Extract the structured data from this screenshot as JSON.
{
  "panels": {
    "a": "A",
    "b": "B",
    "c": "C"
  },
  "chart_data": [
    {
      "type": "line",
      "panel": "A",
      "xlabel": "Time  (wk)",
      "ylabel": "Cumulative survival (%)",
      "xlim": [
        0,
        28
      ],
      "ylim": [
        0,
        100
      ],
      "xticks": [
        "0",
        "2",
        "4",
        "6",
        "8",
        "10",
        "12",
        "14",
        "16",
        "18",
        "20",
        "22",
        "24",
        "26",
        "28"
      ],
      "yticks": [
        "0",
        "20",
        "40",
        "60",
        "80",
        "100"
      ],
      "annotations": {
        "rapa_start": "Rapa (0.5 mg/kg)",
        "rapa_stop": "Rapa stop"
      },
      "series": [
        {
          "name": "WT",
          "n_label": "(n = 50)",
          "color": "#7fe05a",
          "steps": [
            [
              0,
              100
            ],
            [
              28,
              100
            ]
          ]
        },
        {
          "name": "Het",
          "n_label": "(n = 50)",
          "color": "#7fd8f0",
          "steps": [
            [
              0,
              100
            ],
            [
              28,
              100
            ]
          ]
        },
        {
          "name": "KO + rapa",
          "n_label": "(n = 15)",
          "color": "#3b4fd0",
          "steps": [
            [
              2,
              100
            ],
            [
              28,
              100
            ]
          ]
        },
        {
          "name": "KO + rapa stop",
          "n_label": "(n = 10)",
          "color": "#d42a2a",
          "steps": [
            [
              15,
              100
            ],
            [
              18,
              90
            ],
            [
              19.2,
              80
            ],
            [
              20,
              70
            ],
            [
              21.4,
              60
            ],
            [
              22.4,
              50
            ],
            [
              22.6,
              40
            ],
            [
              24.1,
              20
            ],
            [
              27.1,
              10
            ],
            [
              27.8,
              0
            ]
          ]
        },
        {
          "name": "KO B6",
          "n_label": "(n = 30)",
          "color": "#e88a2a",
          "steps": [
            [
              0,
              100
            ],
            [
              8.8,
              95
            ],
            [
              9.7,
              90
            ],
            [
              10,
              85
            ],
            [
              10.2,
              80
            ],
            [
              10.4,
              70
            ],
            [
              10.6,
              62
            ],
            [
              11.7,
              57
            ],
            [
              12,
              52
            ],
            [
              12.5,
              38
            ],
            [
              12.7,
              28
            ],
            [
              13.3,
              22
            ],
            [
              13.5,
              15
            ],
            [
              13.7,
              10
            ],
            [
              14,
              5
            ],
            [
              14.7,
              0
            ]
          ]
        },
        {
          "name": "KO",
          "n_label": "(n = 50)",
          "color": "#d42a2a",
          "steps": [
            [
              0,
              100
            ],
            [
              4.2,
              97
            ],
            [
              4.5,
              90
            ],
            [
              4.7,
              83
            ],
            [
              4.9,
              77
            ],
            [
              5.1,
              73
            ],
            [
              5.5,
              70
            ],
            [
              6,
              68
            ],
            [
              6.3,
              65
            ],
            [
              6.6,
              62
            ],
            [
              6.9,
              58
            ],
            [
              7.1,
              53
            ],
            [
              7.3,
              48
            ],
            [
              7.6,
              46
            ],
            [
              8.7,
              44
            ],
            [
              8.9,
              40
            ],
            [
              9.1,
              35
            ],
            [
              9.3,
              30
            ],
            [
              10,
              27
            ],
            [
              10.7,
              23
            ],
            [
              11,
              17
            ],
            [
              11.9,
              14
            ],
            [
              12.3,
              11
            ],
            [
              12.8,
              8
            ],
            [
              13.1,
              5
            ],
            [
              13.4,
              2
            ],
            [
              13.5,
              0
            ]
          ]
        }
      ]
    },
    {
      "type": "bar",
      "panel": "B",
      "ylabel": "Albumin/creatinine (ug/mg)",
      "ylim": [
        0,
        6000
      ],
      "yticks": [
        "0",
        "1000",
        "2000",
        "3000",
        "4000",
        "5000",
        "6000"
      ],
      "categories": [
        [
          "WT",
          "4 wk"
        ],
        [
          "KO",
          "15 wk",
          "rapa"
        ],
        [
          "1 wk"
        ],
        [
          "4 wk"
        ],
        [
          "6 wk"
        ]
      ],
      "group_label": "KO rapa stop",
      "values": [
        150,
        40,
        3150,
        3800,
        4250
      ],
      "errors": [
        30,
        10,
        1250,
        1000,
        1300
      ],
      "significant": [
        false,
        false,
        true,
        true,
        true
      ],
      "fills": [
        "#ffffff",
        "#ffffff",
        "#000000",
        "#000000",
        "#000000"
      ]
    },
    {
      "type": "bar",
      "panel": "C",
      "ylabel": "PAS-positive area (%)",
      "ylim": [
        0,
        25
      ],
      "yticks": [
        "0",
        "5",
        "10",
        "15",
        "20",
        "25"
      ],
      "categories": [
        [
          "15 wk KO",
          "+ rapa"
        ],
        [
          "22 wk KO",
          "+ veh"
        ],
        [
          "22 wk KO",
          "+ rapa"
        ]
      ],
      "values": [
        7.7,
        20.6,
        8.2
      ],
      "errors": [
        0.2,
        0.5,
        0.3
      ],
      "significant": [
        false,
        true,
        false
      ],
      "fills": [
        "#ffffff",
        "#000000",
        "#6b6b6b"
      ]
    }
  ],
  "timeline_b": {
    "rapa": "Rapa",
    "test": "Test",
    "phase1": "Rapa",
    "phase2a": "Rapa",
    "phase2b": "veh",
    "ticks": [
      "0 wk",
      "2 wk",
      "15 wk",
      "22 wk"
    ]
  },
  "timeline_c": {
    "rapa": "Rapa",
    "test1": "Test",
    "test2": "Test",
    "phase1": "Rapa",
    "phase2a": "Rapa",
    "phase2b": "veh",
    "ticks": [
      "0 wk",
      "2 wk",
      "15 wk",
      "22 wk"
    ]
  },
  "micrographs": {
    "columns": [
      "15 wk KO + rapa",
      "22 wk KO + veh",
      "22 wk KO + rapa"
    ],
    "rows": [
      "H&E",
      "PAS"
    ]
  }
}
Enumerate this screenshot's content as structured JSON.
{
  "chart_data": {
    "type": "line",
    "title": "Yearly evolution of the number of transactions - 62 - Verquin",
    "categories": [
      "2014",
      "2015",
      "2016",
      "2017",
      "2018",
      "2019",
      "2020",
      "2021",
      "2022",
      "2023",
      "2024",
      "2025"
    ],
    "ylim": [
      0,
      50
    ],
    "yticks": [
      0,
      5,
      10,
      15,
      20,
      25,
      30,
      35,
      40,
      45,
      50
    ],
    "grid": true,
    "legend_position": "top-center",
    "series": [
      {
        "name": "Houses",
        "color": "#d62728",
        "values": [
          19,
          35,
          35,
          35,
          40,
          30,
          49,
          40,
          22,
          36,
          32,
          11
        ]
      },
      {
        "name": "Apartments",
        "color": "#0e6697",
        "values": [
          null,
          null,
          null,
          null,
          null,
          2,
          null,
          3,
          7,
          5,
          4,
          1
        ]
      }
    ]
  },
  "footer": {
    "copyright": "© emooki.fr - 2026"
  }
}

^^^^^^^^

To do:
Find every line in the records that contains the word "name"; copy those lines.

Full solution:
          "name": "WT",
          "name": "Het",
          "name": "KO + rapa",
          "name": "KO + rapa stop",
          "name": "KO B6",
          "name": "KO",
        "name": "Houses",
        "name": "Apartments",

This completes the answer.